- **GIVEN REQUEST**
Below are records. Copy every line with "JSON" in it.

START EXTRACTED INFORMATION

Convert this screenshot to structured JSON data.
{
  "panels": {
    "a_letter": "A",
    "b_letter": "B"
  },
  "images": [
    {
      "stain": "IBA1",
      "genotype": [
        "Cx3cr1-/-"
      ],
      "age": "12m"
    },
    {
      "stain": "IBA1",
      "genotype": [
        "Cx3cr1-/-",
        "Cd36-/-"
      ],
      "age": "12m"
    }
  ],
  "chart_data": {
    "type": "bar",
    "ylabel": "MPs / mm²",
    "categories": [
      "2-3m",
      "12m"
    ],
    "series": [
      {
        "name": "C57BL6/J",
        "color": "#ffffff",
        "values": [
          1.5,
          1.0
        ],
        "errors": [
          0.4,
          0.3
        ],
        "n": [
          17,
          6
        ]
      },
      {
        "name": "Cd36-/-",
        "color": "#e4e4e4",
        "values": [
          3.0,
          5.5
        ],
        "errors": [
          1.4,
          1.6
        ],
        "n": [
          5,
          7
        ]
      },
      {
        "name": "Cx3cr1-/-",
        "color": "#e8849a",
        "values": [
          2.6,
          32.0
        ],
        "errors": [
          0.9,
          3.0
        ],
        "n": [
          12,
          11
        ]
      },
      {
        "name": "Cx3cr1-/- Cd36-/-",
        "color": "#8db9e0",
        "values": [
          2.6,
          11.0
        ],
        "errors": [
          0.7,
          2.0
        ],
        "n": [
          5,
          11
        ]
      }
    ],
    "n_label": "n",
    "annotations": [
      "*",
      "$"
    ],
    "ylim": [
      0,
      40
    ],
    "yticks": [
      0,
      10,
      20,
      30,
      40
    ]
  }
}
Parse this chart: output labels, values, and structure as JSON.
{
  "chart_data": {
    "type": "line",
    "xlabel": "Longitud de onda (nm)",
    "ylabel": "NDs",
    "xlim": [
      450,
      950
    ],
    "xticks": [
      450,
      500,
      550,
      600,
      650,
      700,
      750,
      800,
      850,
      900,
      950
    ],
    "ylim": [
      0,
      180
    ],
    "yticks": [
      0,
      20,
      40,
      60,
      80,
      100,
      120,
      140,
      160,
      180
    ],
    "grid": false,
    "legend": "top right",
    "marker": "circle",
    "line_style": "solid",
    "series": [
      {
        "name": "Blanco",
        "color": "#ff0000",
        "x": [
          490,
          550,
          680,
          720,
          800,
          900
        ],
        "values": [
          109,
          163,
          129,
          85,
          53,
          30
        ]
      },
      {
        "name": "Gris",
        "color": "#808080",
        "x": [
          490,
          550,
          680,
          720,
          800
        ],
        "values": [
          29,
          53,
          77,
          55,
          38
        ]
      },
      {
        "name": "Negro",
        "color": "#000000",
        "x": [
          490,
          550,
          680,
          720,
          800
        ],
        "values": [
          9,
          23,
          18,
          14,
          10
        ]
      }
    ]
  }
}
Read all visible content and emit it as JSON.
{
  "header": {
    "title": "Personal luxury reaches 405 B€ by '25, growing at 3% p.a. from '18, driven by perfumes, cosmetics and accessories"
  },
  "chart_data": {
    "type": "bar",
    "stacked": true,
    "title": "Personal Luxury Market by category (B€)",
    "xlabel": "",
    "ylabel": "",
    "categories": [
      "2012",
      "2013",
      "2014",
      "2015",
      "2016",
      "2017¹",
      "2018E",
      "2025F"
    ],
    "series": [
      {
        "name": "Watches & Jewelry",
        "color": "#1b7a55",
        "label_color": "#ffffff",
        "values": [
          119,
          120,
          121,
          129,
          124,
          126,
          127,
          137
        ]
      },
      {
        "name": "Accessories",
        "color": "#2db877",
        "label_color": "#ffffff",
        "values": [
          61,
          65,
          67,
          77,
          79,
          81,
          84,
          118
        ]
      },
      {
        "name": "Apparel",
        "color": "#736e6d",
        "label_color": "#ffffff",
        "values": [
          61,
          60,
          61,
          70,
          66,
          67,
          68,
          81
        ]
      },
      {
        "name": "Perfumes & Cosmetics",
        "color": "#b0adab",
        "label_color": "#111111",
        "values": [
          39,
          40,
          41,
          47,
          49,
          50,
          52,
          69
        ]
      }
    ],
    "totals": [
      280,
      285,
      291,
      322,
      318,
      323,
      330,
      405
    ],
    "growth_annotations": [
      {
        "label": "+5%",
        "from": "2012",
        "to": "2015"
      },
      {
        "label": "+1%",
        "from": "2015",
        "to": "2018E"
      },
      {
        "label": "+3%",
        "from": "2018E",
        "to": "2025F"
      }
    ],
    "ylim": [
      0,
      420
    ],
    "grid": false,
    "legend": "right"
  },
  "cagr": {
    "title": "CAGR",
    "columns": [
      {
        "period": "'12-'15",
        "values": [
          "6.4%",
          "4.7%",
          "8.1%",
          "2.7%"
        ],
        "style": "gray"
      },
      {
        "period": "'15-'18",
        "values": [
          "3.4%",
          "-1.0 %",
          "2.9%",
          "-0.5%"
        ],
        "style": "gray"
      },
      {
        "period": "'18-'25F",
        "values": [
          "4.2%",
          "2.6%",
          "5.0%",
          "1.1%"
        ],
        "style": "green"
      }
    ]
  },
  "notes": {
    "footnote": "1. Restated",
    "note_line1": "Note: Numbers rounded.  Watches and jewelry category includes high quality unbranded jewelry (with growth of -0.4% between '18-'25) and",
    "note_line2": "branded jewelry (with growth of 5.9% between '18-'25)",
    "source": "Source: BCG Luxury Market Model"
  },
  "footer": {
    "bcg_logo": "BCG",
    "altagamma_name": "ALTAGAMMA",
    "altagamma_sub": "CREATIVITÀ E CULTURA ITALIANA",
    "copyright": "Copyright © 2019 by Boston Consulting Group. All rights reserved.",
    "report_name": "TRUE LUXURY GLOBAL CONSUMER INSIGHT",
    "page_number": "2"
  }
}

END EXTRACTED INFORMATION

- **SOLUTION TO THIS PROBLEM**
Convert this screenshot to structured JSON data.
Parse this chart: output labels, values, and structure as JSON.
Read all visible content and emit it as JSON.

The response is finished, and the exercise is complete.